- SHORT EXERCISE
Copy out, from the entries below, each line holding the string "JSON".

(Extracted data entries)
########################################

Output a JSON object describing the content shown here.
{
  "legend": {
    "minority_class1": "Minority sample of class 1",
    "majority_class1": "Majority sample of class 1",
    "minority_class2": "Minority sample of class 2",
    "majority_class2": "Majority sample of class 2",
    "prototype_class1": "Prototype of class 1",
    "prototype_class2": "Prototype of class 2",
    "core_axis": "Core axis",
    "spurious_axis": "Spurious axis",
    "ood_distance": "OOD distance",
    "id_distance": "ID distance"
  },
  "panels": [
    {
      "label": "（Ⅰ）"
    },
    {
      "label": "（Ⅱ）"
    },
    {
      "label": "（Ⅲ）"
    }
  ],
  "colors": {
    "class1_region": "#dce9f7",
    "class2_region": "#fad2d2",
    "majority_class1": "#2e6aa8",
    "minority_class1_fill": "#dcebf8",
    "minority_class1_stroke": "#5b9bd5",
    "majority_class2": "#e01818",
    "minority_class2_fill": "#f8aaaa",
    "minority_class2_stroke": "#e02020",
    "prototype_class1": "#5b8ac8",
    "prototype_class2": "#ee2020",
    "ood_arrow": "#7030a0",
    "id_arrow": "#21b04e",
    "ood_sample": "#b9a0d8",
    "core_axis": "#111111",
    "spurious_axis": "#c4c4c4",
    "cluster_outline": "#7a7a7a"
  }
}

########################################

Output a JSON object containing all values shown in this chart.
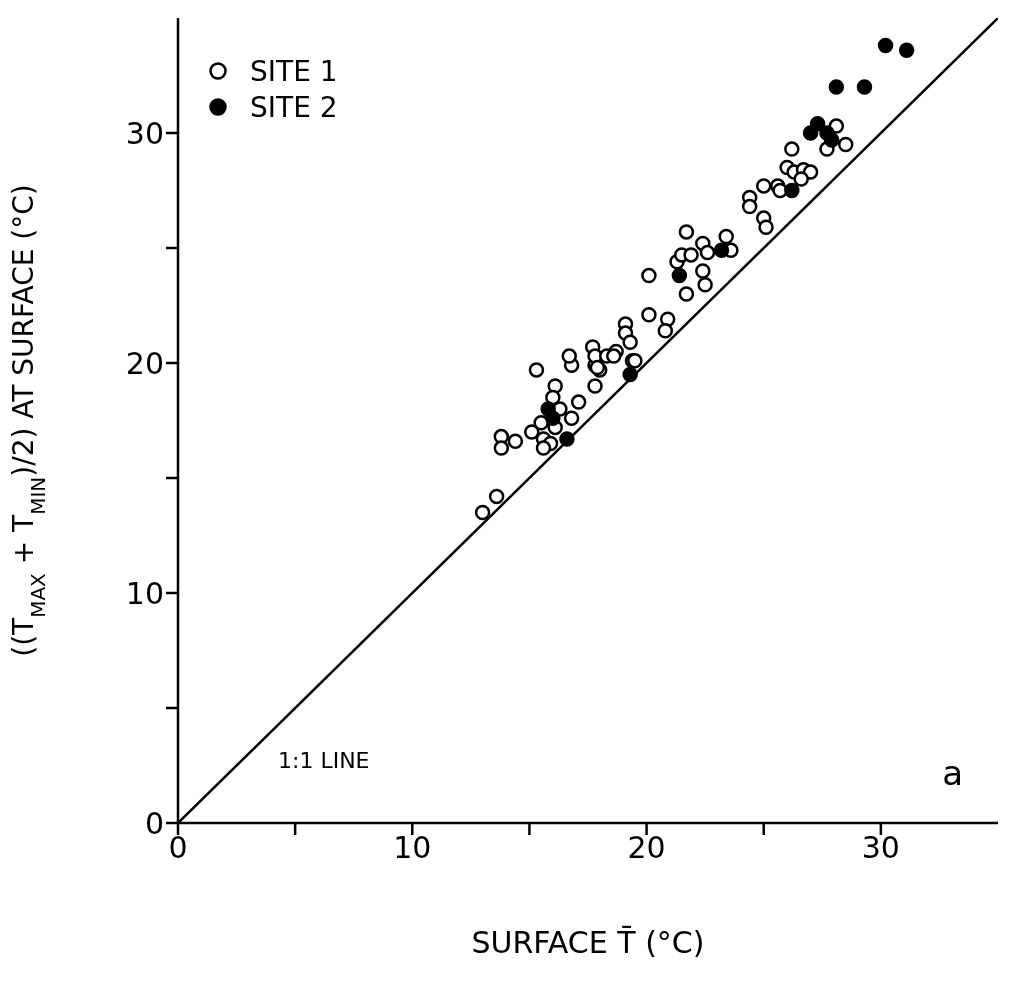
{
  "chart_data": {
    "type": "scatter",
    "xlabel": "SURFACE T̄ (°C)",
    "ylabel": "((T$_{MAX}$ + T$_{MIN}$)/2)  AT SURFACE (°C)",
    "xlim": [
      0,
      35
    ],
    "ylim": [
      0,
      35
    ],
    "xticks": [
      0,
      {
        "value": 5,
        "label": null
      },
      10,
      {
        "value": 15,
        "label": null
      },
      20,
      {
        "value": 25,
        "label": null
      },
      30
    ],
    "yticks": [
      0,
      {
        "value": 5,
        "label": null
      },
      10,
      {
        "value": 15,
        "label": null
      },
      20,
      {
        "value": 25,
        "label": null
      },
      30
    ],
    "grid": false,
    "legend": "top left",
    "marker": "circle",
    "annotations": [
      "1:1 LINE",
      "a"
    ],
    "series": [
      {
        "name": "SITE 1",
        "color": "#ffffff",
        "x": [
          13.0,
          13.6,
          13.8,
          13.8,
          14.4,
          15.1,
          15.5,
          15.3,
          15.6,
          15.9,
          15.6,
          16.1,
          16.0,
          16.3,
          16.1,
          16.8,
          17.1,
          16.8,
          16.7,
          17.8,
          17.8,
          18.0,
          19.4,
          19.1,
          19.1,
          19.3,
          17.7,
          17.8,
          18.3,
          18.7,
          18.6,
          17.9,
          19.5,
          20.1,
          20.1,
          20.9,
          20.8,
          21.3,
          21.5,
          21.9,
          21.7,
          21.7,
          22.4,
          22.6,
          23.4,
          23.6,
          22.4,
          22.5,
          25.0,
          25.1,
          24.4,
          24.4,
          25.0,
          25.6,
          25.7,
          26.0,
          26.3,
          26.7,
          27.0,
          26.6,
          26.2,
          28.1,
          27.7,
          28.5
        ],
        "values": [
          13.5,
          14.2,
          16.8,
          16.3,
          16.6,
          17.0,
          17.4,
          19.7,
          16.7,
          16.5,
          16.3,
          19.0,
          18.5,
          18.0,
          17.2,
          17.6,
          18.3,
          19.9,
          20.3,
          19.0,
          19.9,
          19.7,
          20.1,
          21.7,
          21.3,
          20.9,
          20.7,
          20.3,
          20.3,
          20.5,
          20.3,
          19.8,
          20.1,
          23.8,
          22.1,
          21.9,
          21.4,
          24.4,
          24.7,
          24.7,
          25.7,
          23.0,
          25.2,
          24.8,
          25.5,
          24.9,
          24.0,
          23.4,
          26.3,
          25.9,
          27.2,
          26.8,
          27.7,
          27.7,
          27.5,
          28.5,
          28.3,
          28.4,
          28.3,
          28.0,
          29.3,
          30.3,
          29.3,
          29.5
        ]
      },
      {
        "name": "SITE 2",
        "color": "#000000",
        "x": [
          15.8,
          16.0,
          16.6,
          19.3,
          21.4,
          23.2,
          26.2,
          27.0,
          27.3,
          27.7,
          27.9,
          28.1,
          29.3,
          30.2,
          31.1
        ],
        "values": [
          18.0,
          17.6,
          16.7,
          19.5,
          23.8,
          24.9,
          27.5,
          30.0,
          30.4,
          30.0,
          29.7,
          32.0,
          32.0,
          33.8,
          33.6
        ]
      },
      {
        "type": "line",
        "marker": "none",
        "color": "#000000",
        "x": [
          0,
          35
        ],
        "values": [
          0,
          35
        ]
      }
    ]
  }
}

########################################

- FINISHED EXERCISE
Output a JSON object describing the content shown here.
Output a JSON object containing all values shown in this chart.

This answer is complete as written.